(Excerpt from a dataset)

━━━━━━━━

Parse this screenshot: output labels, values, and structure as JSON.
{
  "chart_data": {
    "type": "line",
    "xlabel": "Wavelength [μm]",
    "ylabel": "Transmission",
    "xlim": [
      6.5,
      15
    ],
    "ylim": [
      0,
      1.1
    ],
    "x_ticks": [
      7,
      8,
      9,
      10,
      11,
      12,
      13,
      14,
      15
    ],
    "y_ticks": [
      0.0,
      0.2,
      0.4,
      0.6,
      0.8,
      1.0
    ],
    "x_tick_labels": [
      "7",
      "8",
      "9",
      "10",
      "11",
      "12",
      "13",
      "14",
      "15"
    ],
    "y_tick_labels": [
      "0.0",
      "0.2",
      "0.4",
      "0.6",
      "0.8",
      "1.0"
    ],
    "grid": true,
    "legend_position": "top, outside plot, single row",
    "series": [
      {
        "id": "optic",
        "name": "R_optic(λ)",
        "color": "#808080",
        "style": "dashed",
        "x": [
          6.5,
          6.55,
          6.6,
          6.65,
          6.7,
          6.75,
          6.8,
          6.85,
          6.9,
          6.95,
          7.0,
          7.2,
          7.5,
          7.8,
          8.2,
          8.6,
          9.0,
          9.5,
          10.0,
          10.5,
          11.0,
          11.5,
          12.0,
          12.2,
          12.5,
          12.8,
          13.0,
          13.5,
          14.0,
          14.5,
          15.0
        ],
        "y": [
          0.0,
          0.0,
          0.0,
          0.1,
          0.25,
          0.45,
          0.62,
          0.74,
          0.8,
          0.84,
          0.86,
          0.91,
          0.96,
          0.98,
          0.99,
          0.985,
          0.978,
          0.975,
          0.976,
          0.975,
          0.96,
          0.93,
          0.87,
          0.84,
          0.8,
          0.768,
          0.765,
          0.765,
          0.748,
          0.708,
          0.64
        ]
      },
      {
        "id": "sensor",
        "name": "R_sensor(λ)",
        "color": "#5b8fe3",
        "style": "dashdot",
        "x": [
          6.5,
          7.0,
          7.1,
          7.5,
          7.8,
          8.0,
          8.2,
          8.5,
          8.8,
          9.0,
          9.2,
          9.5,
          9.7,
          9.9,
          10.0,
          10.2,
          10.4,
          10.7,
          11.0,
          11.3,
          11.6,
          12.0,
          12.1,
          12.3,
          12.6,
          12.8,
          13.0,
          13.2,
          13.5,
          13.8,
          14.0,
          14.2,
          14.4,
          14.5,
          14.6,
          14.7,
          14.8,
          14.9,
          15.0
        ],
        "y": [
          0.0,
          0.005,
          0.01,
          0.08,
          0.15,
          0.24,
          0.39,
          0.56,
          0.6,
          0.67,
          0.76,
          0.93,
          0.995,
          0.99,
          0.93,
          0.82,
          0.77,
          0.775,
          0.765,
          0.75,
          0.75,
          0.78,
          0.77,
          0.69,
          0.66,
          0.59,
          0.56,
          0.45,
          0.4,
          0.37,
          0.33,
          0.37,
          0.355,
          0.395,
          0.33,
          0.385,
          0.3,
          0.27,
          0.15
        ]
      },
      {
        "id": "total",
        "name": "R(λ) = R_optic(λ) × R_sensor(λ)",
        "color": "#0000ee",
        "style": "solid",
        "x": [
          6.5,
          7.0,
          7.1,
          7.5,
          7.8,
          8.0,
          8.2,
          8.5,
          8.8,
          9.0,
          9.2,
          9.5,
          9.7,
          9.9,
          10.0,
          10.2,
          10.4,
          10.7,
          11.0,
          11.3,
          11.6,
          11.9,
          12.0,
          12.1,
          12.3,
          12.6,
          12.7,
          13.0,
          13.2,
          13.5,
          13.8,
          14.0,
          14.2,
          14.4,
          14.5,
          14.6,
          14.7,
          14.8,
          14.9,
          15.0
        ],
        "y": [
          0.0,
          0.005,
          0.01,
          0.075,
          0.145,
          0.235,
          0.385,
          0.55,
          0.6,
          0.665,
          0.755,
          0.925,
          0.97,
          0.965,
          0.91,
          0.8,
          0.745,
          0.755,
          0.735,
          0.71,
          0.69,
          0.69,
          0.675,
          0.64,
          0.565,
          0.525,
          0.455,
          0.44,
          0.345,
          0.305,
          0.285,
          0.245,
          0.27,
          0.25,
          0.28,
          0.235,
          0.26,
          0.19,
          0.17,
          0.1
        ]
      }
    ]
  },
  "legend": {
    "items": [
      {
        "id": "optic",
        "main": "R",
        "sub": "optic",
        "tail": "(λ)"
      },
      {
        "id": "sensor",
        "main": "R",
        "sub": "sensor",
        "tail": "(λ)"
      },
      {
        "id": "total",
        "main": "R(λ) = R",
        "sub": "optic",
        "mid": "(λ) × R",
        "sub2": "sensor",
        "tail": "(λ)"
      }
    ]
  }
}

━━━━━━━━

Written instruction: Pull out each line containing the word "color" and copy it.

Output of the task:
        "color": "#808080",
        "color": "#5b8fe3",
        "color": "#0000ee",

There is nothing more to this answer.